* [Request]
Quote exactly the lines running from the line with "Give me the" to the end of the entries, including both, and nothing else.

* [Data rows]
>> start
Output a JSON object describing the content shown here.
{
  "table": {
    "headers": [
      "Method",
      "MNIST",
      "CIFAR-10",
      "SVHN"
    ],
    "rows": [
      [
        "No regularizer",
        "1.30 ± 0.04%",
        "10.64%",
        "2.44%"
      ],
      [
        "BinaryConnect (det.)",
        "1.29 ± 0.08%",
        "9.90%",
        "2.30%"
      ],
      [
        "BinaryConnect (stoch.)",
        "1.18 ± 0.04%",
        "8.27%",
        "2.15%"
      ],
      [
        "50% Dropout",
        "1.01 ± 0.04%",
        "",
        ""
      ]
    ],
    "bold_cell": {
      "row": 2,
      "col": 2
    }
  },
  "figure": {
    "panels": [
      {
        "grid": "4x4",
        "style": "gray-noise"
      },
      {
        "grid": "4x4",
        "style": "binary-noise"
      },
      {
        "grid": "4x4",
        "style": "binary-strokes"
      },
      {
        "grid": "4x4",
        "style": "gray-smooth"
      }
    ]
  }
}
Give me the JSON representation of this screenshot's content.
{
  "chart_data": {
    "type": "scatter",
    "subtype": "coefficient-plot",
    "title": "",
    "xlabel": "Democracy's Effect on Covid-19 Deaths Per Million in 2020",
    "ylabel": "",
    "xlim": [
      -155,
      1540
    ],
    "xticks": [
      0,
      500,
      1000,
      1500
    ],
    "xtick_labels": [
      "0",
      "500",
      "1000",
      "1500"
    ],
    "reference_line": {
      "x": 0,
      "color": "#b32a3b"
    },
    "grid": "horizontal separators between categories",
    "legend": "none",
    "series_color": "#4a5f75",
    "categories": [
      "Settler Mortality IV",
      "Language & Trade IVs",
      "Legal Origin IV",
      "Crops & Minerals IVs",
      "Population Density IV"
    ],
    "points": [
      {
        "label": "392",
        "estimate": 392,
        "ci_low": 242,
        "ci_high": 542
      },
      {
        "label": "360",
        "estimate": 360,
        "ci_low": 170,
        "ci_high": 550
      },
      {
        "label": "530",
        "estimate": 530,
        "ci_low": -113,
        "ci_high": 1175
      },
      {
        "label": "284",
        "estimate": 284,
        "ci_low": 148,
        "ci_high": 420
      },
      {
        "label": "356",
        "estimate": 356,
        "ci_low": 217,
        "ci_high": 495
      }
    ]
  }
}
>> end
* [Solution for this exercise]
Give me the JSON representation of this screenshot's content.
{
  "chart_data": {
    "type": "scatter",
    "subtype": "coefficient-plot",
    "title": "",
    "xlabel": "Democracy's Effect on Covid-19 Deaths Per Million in 2020",
    "ylabel": "",
    "xlim": [
      -155,
      1540
    ],
    "xticks": [
      0,
      500,
      1000,
      1500
    ],
    "xtick_labels": [
      "0",
      "500",
      "1000",
      "1500"
    ],
    "reference_line": {
      "x": 0,
      "color": "#b32a3b"
    },
    "grid": "horizontal separators between categories",
    "legend": "none",
    "series_color": "#4a5f75",
    "categories": [
      "Settler Mortality IV",
      "Language & Trade IVs",
      "Legal Origin IV",
      "Crops & Minerals IVs",
      "Population Density IV"
    ],
    "points": [
      {
        "label": "392",
        "estimate": 392,
        "ci_low": 242,
        "ci_high": 542
      },
      {
        "label": "360",
        "estimate": 360,
        "ci_low": 170,
        "ci_high": 550
      },
      {
        "label": "530",
        "estimate": 530,
        "ci_low": -113,
        "ci_high": 1175
      },
      {
        "label": "284",
        "estimate": 284,
        "ci_low": 148,
        "ci_high": 420
      },
      {
        "label": "356",
        "estimate": 356,
        "ci_low": 217,
        "ci_high": 495
      }
    ]
  }
}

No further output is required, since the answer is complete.